## To do
In the data below, find every line with the string "information" and pull it out.

## Data for the task
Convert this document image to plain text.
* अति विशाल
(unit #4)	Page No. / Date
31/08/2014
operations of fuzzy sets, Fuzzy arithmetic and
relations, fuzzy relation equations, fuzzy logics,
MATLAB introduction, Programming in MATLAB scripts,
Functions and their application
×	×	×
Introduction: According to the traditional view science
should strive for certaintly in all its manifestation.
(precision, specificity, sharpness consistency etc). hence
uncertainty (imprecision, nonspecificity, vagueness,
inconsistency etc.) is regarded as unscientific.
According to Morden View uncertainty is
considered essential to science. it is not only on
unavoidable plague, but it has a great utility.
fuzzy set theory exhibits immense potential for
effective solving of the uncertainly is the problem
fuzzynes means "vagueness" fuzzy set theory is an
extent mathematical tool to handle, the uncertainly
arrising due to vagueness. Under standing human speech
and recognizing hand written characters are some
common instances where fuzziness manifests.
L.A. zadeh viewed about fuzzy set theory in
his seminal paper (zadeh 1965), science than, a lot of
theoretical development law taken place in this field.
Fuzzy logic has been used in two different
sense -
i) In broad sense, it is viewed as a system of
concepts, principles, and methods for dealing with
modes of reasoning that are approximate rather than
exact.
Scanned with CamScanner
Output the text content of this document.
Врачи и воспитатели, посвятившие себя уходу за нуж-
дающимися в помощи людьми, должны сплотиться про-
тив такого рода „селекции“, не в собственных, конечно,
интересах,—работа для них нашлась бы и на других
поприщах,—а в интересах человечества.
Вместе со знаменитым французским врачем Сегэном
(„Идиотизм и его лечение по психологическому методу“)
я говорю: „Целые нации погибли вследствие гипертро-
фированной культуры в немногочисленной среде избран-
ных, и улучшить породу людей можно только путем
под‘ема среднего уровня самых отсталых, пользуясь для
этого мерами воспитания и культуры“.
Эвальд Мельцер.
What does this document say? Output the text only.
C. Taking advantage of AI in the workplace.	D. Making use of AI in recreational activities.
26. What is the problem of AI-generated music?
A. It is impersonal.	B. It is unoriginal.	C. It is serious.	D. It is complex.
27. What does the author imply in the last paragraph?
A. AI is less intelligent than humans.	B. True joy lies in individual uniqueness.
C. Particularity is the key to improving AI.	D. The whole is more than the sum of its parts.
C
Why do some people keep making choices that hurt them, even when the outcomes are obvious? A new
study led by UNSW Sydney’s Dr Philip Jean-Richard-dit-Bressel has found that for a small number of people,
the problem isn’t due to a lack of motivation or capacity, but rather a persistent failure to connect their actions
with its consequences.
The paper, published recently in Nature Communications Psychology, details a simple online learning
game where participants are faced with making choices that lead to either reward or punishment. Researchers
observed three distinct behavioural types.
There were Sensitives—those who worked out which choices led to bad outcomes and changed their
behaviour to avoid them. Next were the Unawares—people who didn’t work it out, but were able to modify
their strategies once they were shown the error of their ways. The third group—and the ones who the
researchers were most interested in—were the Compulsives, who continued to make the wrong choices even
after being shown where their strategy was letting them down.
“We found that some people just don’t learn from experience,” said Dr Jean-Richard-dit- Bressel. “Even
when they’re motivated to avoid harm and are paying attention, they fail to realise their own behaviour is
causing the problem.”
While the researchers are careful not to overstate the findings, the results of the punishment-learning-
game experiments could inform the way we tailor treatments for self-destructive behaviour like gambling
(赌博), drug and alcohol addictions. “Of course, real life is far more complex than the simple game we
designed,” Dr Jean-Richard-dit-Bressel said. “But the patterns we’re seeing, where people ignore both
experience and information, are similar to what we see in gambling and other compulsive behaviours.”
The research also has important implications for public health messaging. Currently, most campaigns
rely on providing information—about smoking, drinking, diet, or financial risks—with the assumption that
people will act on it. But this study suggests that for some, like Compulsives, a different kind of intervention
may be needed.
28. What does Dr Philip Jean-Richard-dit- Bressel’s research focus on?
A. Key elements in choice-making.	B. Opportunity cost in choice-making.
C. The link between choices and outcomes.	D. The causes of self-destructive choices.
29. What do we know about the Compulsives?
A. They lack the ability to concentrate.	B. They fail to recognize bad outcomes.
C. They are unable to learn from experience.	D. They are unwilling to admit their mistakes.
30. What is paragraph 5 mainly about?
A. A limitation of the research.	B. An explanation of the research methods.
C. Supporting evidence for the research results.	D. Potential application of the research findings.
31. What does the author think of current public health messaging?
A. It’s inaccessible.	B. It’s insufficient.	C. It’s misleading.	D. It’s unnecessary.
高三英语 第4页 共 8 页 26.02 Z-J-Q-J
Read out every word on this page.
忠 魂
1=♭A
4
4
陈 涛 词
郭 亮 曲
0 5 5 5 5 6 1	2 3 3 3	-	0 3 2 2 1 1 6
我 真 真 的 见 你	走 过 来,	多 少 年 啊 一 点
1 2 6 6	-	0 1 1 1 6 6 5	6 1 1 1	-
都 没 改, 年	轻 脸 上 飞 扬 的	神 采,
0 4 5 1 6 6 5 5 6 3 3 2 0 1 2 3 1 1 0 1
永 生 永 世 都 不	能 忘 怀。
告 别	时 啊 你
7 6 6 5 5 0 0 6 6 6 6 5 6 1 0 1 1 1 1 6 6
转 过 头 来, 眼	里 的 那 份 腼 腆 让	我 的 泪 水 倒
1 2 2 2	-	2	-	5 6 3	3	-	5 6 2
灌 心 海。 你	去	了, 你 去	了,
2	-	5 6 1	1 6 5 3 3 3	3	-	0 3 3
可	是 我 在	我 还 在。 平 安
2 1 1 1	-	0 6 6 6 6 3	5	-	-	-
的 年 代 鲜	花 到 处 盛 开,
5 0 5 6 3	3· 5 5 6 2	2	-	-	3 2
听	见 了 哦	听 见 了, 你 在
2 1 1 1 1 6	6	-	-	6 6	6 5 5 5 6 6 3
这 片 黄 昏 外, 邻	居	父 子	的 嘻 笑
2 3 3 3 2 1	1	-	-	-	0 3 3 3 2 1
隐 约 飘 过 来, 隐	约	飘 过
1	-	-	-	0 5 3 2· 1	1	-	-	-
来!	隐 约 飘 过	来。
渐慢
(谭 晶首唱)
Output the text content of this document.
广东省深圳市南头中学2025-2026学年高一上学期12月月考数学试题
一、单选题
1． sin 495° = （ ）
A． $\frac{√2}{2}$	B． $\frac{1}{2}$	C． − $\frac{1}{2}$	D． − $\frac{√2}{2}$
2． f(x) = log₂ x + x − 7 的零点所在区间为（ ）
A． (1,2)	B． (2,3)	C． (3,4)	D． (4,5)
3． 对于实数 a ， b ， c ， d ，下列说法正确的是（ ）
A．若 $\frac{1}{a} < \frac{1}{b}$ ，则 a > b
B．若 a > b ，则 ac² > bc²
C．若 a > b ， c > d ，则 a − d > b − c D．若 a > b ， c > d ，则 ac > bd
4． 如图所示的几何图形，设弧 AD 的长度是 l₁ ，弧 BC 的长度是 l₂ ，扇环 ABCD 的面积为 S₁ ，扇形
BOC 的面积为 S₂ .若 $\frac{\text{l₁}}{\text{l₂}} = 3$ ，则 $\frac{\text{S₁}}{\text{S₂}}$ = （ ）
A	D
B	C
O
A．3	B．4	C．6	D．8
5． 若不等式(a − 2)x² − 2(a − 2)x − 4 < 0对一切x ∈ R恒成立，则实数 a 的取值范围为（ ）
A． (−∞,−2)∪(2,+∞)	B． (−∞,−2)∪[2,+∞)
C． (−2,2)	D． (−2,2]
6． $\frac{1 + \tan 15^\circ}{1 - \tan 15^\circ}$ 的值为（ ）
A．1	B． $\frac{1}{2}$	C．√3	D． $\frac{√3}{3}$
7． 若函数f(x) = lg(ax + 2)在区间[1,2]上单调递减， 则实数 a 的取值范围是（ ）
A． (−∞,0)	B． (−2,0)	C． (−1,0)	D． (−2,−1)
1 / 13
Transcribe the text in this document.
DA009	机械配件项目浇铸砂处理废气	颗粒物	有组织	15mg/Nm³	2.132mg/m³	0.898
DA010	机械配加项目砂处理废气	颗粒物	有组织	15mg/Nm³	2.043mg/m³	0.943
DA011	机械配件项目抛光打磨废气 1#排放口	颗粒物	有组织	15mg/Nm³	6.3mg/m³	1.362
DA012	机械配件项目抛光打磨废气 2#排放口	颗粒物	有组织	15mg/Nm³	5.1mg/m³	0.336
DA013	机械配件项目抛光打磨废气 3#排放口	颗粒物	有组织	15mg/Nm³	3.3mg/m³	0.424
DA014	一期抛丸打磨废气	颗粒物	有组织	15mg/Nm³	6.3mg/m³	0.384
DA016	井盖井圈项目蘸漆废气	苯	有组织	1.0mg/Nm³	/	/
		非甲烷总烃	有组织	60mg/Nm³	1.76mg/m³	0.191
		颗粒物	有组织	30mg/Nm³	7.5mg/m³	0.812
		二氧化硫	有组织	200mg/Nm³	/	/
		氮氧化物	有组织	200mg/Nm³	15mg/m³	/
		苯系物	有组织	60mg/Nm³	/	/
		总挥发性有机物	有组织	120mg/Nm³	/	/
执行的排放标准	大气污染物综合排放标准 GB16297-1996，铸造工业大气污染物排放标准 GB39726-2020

## Exercise response
experience and information, are similar to what we see in gambling and other compulsive behaviours.”
rely on providing information—about smoking, drinking, diet, or financial risks—with the assumption that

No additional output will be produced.